» **WHAT YOU SHOULD DO**: Search the material and gather each line with "добровольных" in it.
## Begin DATA FOR THIS TASK
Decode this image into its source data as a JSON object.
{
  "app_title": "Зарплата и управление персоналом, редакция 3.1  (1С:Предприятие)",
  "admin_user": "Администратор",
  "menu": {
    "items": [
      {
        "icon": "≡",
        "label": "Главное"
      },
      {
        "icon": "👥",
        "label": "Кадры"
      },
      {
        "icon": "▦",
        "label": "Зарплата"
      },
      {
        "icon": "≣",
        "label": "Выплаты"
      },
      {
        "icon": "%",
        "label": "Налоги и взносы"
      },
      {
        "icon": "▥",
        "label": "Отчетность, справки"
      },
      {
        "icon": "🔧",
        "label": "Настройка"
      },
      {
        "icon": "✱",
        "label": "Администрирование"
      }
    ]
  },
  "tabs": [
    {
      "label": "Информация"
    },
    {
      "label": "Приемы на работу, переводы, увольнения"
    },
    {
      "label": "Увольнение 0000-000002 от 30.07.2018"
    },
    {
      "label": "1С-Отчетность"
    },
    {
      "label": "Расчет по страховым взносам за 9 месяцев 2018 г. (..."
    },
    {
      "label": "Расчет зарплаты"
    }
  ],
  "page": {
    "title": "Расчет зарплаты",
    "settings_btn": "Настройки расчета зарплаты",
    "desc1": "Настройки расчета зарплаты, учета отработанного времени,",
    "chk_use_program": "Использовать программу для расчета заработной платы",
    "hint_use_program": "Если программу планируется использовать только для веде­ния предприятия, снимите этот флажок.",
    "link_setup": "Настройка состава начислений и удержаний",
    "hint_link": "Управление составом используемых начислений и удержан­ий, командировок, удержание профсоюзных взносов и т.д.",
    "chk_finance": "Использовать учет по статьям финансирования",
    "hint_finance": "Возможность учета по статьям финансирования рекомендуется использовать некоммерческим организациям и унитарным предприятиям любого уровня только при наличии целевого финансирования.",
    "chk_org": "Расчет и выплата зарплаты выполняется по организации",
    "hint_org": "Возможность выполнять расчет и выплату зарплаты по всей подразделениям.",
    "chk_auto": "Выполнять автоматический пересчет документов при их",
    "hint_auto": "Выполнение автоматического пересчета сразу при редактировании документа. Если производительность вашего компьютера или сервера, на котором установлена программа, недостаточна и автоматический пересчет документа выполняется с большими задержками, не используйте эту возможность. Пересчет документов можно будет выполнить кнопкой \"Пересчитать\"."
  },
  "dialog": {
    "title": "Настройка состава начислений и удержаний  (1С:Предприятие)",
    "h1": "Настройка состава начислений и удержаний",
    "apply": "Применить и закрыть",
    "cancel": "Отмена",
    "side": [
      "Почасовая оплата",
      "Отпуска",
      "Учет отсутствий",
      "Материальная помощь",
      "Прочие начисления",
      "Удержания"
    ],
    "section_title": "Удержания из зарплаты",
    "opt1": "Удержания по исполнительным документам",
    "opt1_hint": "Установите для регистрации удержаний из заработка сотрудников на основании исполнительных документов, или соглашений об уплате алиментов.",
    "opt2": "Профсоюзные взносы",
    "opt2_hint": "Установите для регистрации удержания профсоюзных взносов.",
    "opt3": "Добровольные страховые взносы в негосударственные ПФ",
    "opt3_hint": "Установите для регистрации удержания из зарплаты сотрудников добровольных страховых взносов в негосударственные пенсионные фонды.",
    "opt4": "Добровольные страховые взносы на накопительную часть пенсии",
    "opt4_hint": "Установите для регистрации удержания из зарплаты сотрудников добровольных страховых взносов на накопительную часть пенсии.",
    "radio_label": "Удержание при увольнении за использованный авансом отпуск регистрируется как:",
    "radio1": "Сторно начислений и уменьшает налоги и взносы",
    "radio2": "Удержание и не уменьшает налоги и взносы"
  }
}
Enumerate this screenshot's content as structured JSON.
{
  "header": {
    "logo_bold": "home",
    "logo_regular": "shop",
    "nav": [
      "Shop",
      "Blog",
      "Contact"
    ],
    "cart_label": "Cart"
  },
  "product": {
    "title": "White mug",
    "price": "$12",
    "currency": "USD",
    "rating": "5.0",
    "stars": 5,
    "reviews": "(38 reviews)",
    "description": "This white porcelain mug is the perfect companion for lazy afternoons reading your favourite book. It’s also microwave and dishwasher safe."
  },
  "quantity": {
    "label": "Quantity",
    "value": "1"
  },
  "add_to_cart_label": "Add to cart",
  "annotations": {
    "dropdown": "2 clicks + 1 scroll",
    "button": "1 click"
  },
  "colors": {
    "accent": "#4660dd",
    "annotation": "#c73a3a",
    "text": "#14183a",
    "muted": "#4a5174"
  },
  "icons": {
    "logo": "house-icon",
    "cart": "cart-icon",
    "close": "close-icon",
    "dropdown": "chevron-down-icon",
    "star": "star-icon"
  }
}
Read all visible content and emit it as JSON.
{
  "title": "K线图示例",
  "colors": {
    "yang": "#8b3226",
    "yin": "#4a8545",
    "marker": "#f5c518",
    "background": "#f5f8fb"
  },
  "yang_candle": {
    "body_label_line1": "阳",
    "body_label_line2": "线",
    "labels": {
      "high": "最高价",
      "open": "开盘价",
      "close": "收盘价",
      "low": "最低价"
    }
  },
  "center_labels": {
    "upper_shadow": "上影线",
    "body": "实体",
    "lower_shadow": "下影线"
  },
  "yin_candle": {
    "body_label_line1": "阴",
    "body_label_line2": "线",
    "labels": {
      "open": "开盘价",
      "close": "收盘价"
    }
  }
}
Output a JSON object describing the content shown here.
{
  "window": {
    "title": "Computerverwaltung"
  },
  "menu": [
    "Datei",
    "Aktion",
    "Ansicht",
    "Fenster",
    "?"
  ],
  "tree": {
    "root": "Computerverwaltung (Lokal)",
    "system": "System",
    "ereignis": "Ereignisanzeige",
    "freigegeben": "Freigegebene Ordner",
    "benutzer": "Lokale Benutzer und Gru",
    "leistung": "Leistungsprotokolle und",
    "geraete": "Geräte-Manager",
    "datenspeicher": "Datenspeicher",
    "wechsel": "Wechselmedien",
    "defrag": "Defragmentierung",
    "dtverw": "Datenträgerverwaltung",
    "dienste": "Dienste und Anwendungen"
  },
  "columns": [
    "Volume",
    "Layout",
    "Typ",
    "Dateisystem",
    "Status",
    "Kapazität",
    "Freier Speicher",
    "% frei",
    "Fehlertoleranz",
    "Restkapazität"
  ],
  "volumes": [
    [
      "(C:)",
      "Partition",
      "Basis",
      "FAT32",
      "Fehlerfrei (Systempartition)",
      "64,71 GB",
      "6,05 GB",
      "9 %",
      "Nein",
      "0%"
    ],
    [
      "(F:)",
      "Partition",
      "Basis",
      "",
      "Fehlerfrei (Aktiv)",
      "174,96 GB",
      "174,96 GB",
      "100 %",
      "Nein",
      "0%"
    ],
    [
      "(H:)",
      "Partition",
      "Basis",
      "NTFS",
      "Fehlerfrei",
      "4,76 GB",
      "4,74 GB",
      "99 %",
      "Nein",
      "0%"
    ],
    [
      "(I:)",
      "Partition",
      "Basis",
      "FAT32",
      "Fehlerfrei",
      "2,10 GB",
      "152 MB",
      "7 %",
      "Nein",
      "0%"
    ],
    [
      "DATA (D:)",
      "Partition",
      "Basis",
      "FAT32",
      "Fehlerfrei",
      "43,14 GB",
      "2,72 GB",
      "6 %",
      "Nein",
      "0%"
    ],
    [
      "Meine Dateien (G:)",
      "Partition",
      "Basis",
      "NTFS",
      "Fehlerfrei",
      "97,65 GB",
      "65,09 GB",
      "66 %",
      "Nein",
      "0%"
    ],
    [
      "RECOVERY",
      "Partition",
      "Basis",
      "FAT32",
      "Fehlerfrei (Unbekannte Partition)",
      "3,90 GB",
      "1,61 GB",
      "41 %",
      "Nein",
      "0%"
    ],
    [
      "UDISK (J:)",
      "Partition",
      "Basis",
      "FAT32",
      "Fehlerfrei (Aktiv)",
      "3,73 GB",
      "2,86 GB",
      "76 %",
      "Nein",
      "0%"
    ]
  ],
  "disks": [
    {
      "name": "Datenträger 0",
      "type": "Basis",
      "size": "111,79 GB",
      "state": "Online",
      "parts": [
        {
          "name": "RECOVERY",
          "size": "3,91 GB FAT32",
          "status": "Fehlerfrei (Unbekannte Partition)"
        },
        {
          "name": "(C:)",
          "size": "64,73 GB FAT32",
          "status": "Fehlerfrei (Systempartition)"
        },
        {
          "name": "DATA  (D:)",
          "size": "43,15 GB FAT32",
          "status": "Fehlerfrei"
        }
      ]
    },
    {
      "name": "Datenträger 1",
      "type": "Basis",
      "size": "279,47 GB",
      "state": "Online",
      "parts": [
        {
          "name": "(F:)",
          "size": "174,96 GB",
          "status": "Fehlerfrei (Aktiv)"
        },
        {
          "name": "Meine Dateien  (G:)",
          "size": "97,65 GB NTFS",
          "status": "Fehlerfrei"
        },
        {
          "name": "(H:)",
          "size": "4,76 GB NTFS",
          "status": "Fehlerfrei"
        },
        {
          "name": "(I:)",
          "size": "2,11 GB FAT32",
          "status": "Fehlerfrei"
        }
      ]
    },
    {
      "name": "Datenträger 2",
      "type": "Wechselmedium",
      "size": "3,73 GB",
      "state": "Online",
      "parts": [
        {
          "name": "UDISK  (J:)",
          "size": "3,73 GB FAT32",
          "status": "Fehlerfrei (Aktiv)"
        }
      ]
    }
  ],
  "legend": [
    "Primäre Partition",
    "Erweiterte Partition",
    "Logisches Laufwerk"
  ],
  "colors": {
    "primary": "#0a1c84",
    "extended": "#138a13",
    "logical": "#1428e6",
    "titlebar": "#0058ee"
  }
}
## End DATA FOR THIS TASK
» **IN RESPONSE**:
    "opt3_hint": "Установите для регистрации удержания из зарплаты сотрудников добровольных страховых взносов в негосударственные пенсионные фонды.",
    "opt4_hint": "Установите для регистрации удержания из зарплаты сотрудников добровольных страховых взносов на накопительную часть пенсии.",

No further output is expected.